__Your goal__.
Copy every line from the data below in which the string "voice" can be found.

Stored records
________________

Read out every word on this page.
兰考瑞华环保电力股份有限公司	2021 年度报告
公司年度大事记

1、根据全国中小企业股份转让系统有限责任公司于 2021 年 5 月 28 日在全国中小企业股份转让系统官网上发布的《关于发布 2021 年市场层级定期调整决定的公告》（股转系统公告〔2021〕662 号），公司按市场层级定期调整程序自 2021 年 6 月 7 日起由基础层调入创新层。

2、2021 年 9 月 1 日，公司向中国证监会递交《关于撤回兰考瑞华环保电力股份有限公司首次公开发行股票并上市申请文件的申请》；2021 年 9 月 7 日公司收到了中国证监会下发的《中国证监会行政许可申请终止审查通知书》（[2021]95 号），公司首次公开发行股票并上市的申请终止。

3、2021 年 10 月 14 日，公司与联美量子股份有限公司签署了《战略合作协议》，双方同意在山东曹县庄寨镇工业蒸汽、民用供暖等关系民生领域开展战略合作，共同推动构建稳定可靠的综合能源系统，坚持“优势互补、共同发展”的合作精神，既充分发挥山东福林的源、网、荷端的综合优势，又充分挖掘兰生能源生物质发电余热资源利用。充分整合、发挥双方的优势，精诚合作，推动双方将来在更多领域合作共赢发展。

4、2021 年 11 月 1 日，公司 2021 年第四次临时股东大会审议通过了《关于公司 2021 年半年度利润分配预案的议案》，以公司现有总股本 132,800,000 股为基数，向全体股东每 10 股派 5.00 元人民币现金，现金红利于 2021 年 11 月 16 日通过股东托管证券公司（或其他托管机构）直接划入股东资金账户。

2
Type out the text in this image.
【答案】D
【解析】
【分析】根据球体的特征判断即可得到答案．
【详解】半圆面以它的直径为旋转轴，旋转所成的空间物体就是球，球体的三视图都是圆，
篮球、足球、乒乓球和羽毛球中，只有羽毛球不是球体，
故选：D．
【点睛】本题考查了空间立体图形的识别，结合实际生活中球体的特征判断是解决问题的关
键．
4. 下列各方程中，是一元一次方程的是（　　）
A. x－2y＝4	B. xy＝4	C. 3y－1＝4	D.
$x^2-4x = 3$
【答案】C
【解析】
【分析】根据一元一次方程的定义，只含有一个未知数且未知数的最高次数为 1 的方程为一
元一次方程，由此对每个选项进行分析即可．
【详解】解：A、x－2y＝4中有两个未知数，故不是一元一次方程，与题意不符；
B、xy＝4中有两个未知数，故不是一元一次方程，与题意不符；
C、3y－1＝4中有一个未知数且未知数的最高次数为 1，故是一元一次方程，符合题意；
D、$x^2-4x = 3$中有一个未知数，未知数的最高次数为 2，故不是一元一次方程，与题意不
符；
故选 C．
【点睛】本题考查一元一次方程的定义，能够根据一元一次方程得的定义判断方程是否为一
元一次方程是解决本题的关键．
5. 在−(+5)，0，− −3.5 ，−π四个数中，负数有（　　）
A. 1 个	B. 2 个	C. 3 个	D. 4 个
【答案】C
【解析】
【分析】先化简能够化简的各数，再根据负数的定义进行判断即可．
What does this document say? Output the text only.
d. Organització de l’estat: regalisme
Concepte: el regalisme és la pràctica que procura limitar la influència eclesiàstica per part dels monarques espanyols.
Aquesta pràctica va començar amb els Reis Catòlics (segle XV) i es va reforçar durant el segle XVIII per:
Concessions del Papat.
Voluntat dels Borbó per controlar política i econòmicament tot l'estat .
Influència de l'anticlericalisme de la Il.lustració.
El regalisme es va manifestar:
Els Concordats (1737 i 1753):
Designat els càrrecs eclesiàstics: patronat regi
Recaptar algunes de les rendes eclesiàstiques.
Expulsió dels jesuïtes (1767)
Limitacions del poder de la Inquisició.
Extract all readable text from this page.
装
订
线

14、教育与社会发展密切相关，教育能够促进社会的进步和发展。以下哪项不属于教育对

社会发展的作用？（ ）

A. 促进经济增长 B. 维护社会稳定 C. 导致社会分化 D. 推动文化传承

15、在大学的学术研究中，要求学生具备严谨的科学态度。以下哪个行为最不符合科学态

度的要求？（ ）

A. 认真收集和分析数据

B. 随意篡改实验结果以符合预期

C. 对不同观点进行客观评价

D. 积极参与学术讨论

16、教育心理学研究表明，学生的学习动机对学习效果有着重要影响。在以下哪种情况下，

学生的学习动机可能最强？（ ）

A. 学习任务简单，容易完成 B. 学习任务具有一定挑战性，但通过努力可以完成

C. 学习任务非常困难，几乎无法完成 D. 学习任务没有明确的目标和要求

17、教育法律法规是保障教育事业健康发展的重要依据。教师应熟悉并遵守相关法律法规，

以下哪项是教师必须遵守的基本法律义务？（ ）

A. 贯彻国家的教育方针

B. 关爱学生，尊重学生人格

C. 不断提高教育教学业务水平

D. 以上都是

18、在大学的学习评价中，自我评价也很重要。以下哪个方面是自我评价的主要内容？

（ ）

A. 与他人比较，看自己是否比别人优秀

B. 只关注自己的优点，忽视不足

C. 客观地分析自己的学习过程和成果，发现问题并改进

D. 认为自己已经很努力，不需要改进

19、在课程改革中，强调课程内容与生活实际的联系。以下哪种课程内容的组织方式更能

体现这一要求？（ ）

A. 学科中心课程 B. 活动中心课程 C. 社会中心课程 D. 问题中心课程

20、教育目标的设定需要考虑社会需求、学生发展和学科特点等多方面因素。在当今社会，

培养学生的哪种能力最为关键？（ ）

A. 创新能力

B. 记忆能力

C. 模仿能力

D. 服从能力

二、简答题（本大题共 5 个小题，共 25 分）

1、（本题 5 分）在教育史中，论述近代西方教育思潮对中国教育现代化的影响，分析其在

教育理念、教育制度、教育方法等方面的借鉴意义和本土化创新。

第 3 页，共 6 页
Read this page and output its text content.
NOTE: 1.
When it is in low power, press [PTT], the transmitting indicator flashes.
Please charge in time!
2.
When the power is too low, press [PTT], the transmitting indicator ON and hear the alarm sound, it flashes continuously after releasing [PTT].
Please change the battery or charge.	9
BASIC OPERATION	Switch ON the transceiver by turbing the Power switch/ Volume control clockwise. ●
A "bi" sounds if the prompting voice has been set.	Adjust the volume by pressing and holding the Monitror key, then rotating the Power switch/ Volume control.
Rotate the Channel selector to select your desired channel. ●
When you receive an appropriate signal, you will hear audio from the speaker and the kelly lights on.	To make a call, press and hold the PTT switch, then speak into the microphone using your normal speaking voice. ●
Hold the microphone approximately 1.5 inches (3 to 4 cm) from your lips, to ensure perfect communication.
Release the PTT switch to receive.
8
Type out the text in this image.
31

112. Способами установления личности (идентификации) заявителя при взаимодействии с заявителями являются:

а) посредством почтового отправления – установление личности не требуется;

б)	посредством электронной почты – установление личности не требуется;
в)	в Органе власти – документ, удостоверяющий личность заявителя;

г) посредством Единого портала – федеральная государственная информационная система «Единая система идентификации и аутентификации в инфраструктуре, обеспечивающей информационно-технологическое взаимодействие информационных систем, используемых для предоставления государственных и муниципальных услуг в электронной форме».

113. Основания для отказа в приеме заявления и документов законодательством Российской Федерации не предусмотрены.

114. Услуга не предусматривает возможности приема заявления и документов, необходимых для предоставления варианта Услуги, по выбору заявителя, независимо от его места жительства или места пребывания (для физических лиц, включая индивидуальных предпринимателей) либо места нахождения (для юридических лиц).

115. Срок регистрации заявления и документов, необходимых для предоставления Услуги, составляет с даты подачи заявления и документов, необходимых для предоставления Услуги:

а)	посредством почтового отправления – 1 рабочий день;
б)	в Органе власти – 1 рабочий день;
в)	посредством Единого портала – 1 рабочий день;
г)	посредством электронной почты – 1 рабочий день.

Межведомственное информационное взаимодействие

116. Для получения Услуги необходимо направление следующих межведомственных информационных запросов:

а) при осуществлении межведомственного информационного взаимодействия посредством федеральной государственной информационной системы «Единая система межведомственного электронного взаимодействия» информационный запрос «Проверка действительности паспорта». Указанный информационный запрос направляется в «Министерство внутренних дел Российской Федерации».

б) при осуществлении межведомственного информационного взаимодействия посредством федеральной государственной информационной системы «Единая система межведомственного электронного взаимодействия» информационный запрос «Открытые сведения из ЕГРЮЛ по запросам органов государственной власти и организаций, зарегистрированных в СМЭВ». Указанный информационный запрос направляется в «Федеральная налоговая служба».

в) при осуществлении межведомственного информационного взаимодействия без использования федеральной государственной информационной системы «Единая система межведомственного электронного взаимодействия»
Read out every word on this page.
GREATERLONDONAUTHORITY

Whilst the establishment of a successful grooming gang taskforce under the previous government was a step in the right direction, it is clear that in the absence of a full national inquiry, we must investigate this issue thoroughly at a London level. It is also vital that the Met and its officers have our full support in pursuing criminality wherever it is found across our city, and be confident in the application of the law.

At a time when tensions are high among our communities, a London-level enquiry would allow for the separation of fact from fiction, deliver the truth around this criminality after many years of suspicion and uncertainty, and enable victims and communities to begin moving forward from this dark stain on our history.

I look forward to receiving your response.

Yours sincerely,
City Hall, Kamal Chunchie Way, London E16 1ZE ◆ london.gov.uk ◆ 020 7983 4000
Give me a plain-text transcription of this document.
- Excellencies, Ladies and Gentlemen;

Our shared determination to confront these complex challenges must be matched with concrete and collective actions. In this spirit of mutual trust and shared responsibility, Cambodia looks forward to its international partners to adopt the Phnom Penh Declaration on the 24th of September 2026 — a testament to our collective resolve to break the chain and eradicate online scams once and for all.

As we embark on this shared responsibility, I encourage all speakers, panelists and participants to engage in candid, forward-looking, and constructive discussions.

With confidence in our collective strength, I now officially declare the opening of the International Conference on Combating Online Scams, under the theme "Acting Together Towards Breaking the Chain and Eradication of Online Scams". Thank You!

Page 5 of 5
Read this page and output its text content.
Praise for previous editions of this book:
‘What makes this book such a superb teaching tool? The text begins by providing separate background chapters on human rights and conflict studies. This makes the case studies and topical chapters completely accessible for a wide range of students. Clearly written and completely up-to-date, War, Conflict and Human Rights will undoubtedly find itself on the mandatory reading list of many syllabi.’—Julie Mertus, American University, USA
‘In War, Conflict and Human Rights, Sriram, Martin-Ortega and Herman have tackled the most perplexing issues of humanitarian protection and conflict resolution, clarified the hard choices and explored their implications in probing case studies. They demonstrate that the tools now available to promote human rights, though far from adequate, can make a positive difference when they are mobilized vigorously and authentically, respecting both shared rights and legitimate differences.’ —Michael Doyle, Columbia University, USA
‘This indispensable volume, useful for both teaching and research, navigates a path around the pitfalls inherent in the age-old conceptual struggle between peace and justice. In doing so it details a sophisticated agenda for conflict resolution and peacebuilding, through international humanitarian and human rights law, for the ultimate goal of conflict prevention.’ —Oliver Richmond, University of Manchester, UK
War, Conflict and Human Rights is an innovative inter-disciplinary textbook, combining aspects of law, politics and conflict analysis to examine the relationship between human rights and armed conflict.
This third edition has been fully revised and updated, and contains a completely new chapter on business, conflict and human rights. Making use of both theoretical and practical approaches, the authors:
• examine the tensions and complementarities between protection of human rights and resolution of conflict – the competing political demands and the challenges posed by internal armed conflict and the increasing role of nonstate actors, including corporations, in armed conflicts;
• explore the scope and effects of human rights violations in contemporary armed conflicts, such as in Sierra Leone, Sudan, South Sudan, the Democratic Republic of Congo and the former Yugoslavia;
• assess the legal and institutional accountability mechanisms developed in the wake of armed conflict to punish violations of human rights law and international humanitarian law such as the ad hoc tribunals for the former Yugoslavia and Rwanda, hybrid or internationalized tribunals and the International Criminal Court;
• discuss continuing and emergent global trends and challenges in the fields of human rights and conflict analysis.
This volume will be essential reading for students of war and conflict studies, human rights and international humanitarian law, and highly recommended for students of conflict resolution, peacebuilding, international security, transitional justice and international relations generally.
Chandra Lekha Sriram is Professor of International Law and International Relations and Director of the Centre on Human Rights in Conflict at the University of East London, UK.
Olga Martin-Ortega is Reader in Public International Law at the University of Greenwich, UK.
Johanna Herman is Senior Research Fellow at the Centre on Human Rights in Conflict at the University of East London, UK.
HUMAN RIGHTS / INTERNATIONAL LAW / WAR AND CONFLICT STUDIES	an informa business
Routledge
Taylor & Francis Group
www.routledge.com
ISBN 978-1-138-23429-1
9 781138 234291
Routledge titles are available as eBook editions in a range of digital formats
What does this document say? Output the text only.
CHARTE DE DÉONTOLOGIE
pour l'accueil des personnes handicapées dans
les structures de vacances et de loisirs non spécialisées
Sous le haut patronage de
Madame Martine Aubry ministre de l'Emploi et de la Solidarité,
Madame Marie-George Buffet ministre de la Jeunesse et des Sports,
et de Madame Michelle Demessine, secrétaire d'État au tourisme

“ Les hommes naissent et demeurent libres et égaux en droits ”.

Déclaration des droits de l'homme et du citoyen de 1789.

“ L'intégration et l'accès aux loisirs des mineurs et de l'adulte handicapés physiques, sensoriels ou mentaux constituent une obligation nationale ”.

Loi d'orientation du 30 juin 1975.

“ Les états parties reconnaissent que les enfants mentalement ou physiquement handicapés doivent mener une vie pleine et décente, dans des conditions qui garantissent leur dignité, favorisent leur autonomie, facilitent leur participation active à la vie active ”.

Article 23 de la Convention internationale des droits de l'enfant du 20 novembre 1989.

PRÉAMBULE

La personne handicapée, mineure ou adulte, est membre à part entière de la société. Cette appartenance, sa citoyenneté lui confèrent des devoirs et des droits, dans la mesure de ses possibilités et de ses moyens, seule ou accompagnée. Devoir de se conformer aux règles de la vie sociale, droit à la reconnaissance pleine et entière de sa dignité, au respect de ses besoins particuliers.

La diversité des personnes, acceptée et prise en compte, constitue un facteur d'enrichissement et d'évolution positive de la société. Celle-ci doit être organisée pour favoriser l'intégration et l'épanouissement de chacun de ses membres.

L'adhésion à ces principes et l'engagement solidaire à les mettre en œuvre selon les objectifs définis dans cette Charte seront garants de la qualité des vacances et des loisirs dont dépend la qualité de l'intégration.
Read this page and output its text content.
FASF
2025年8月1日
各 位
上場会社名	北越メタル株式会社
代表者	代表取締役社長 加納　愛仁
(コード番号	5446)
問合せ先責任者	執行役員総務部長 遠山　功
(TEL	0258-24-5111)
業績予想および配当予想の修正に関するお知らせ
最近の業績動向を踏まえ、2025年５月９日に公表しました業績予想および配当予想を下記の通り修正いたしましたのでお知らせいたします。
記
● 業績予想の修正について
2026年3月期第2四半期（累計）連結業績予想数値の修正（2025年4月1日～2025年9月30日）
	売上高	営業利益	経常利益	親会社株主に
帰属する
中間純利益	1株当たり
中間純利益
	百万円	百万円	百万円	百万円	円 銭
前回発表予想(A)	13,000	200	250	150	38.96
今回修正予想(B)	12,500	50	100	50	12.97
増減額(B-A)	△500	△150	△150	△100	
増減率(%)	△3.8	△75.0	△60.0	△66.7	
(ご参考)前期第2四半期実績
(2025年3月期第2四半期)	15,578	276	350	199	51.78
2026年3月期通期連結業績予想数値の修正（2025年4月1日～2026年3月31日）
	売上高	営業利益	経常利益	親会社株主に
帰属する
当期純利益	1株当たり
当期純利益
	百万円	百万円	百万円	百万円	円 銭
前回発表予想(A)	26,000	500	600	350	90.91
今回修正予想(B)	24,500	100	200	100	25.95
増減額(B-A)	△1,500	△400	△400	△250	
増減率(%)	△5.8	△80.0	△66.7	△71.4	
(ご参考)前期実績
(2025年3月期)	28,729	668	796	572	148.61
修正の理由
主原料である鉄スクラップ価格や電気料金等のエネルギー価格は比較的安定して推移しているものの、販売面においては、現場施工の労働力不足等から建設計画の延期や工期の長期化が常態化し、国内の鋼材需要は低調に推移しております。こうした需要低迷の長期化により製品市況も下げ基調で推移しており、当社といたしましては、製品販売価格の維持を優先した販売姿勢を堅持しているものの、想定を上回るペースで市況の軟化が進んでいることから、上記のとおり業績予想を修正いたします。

________________

__Reply to the exercise__.
A "bi" sounds if the prompting voice has been set.	Adjust the volume by pressing and holding the Monitror key, then rotating the Power switch/ Volume control.
When you receive an appropriate signal, you will hear audio from the speaker and the kelly lights on.	To make a call, press and hold the PTT switch, then speak into the microphone using your normal speaking voice. ●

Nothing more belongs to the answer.